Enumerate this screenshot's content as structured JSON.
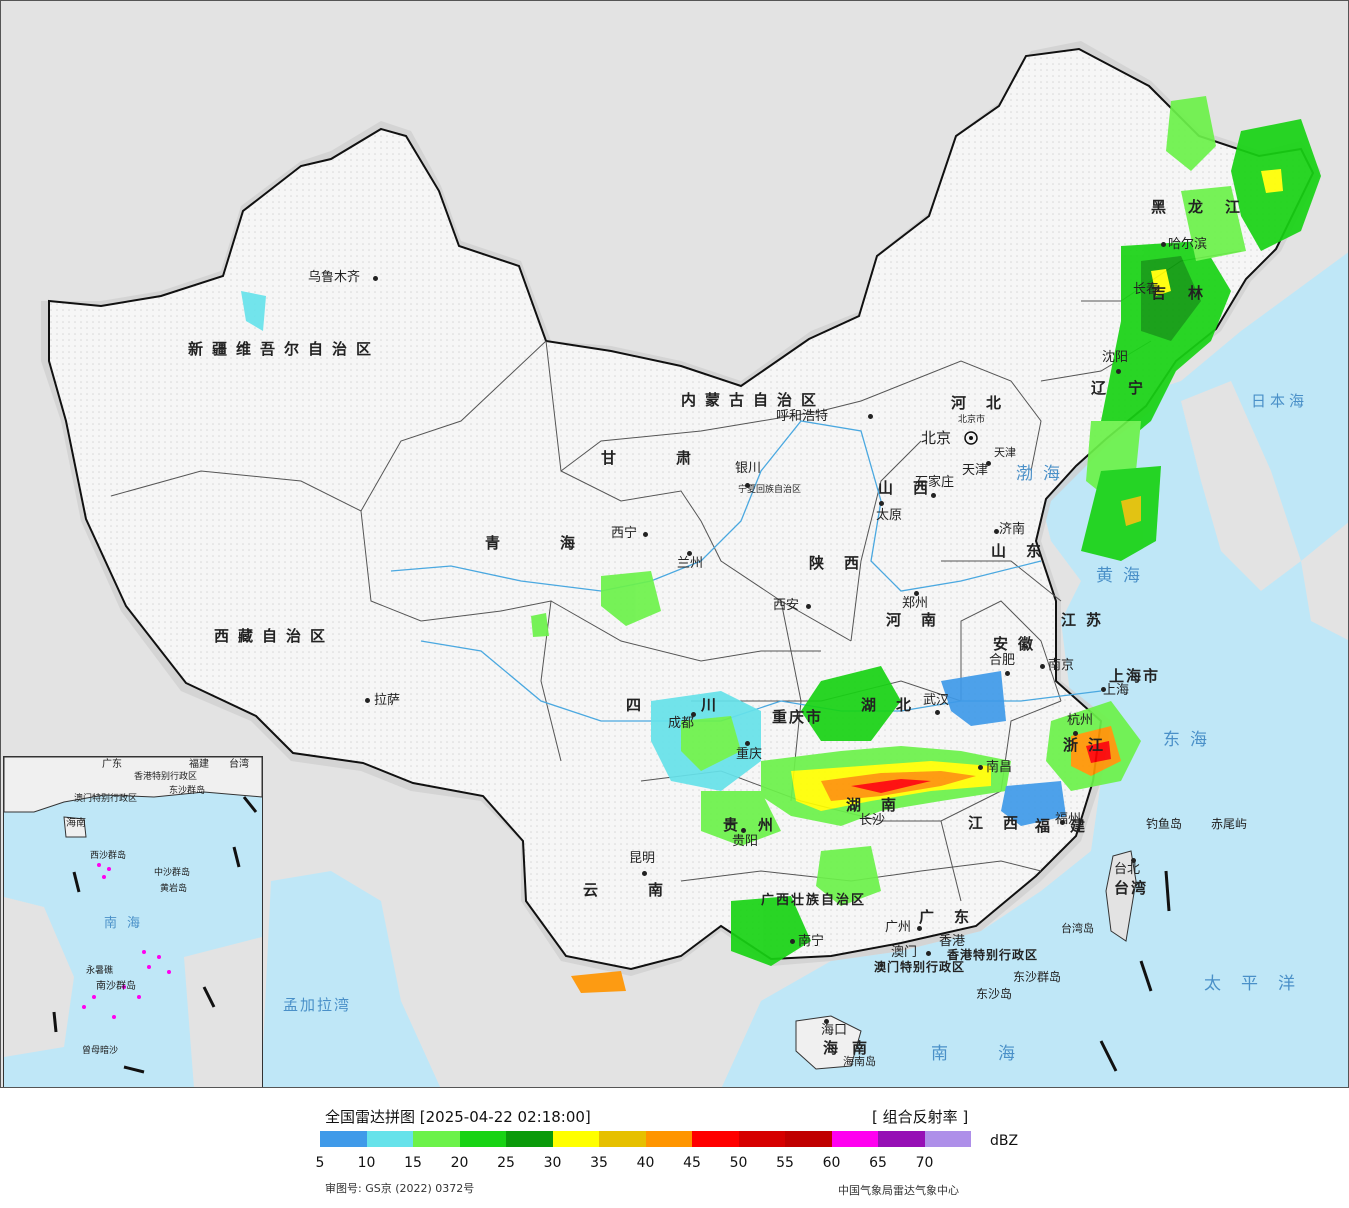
{
  "map": {
    "provinces": [
      {
        "name": "新疆维吾尔自治区"
      },
      {
        "name": "西藏自治区"
      },
      {
        "name": "青海"
      },
      {
        "name": "甘肃"
      },
      {
        "name": "四川"
      },
      {
        "name": "云南"
      },
      {
        "name": "内蒙古自治区"
      },
      {
        "name": "黑龙江"
      },
      {
        "name": "吉林"
      },
      {
        "name": "辽宁"
      },
      {
        "name": "河北"
      },
      {
        "name": "山西"
      },
      {
        "name": "陕西"
      },
      {
        "name": "河南"
      },
      {
        "name": "山东"
      },
      {
        "name": "江苏"
      },
      {
        "name": "安徽"
      },
      {
        "name": "浙江"
      },
      {
        "name": "湖北"
      },
      {
        "name": "湖南"
      },
      {
        "name": "江西"
      },
      {
        "name": "福建"
      },
      {
        "name": "广东"
      },
      {
        "name": "广西壮族自治区"
      },
      {
        "name": "贵州"
      },
      {
        "name": "重庆市"
      },
      {
        "name": "上海市"
      },
      {
        "name": "海南"
      },
      {
        "name": "台湾"
      },
      {
        "name": "宁夏回族自治区"
      },
      {
        "name": "北京市"
      },
      {
        "name": "天津"
      },
      {
        "name": "香港特别行政区"
      },
      {
        "name": "澳门特别行政区"
      }
    ],
    "cities": [
      "乌鲁木齐",
      "拉萨",
      "西宁",
      "兰州",
      "银川",
      "呼和浩特",
      "西安",
      "成都",
      "重庆",
      "昆明",
      "贵阳",
      "南宁",
      "广州",
      "香港",
      "澳门",
      "海口",
      "长沙",
      "武汉",
      "南昌",
      "福州",
      "杭州",
      "上海",
      "南京",
      "合肥",
      "郑州",
      "济南",
      "石家庄",
      "太原",
      "北京",
      "天津",
      "沈阳",
      "长春",
      "哈尔滨",
      "台北"
    ],
    "seas": [
      "渤海",
      "黄海",
      "东海",
      "南海",
      "太平洋",
      "日本海",
      "孟加拉湾"
    ],
    "islands": [
      "钓鱼岛",
      "赤尾屿",
      "台湾岛",
      "东沙群岛",
      "东沙岛",
      "海南岛"
    ],
    "inset": {
      "labels": [
        "广东",
        "福建",
        "台湾",
        "香港特别行政区",
        "澳门特别行政区",
        "东沙群岛",
        "海南",
        "西沙群岛",
        "中沙群岛",
        "黄岩岛",
        "南海",
        "南沙群岛",
        "永暑礁",
        "曾母暗沙"
      ]
    }
  },
  "footer": {
    "title": "全国雷达拼图 [2025-04-22 02:18:00]",
    "product": "[ 组合反射率 ]",
    "unit": "dBZ",
    "approval": "审图号: GS京 (2022) 0372号",
    "source": "中国气象局雷达气象中心"
  },
  "legend": {
    "colors": [
      "#3f9ae9",
      "#66e2ea",
      "#6cf24a",
      "#18d314",
      "#0a9a0a",
      "#ffff00",
      "#e6c000",
      "#ff9500",
      "#ff0000",
      "#d60000",
      "#c00000",
      "#ff00f0",
      "#960fb5",
      "#ae8fe9"
    ],
    "ticks": [
      "5",
      "10",
      "15",
      "20",
      "25",
      "30",
      "35",
      "40",
      "45",
      "50",
      "55",
      "60",
      "65",
      "70"
    ]
  }
}
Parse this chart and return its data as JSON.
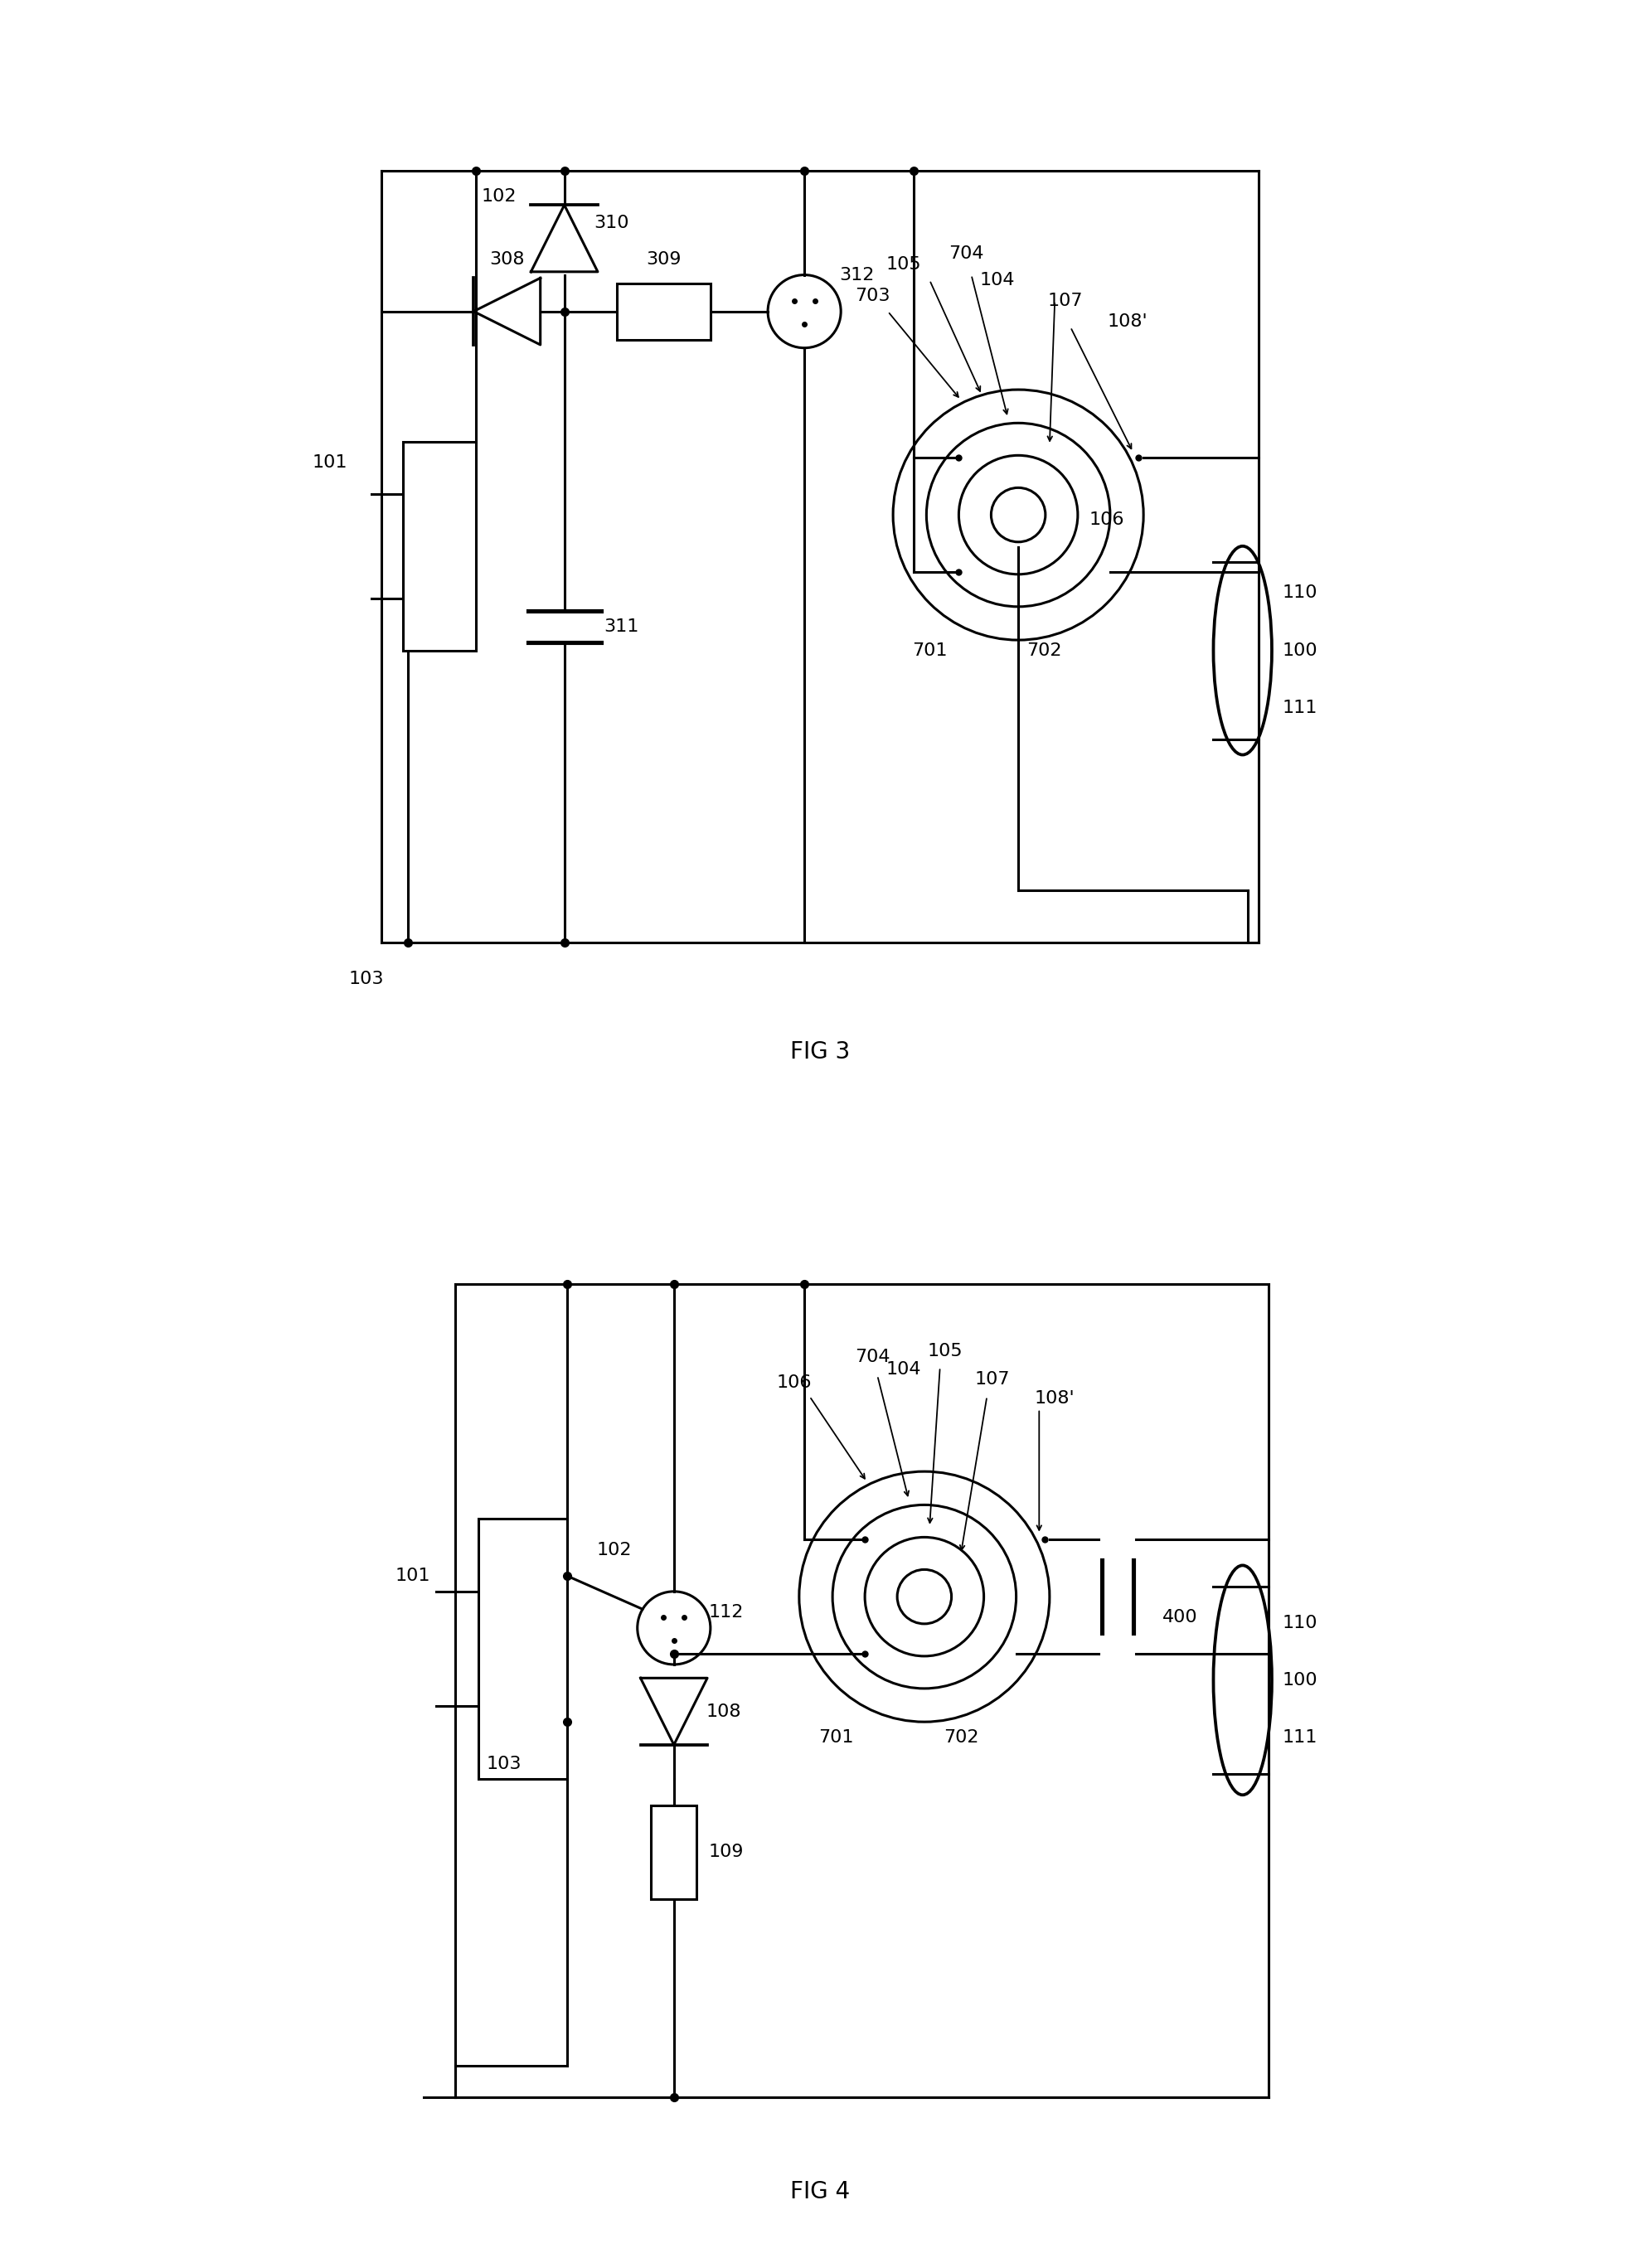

:::::

EXERCISE:
Scan the material above for the string "JSON" and return the lines that hold it.

RESPONSE FOR THIS EXERCISE:
Enumerate this screenshot's content as structured JSON.
Parse this chart and return its data as JSON.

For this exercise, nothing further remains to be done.